Dataset entries
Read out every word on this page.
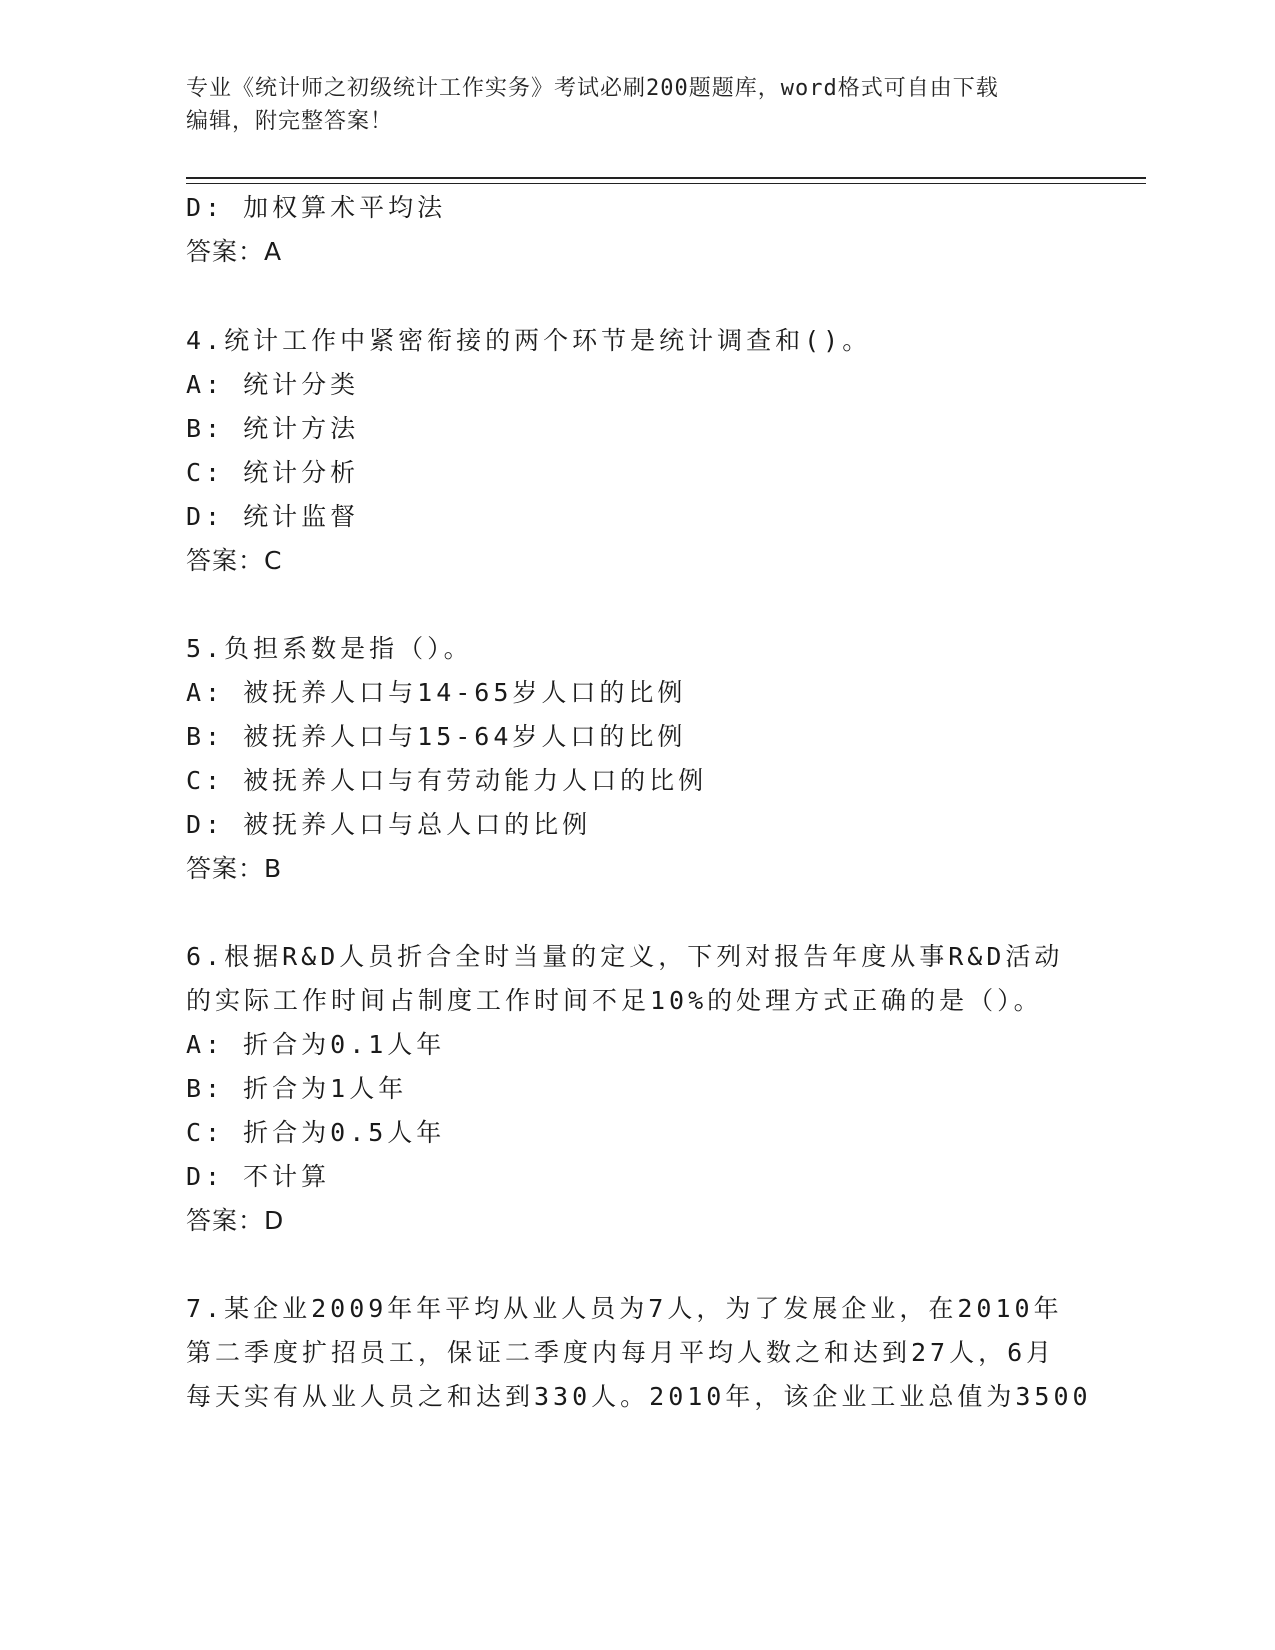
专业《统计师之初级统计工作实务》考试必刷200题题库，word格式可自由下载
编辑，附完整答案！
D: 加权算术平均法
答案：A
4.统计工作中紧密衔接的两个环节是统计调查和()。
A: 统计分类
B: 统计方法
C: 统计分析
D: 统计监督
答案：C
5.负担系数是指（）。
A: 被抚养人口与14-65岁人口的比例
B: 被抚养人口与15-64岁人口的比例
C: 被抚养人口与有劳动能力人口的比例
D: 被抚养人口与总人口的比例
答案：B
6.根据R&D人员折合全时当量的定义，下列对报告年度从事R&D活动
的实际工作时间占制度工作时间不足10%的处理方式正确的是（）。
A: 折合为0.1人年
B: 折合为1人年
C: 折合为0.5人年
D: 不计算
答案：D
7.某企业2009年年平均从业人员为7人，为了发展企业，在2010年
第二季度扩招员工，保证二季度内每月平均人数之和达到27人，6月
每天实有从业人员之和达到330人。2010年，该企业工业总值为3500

Instructions to follow: Leave the images out, please, and restate each line word for word.

Right answer:
Read out every word on this page.
专业《统计师之初级统计工作实务》考试必刷200题题库，word格式可自由下载
编辑，附完整答案！
D: 加权算术平均法
答案：A
4.统计工作中紧密衔接的两个环节是统计调查和()。
A: 统计分类
B: 统计方法
C: 统计分析
D: 统计监督
答案：C
5.负担系数是指（）。
A: 被抚养人口与14-65岁人口的比例
B: 被抚养人口与15-64岁人口的比例
C: 被抚养人口与有劳动能力人口的比例
D: 被抚养人口与总人口的比例
答案：B
6.根据R&D人员折合全时当量的定义，下列对报告年度从事R&D活动
的实际工作时间占制度工作时间不足10%的处理方式正确的是（）。
A: 折合为0.1人年
B: 折合为1人年
C: 折合为0.5人年
D: 不计算
答案：D
7.某企业2009年年平均从业人员为7人，为了发展企业，在2010年
第二季度扩招员工，保证二季度内每月平均人数之和达到27人，6月
每天实有从业人员之和达到330人。2010年，该企业工业总值为3500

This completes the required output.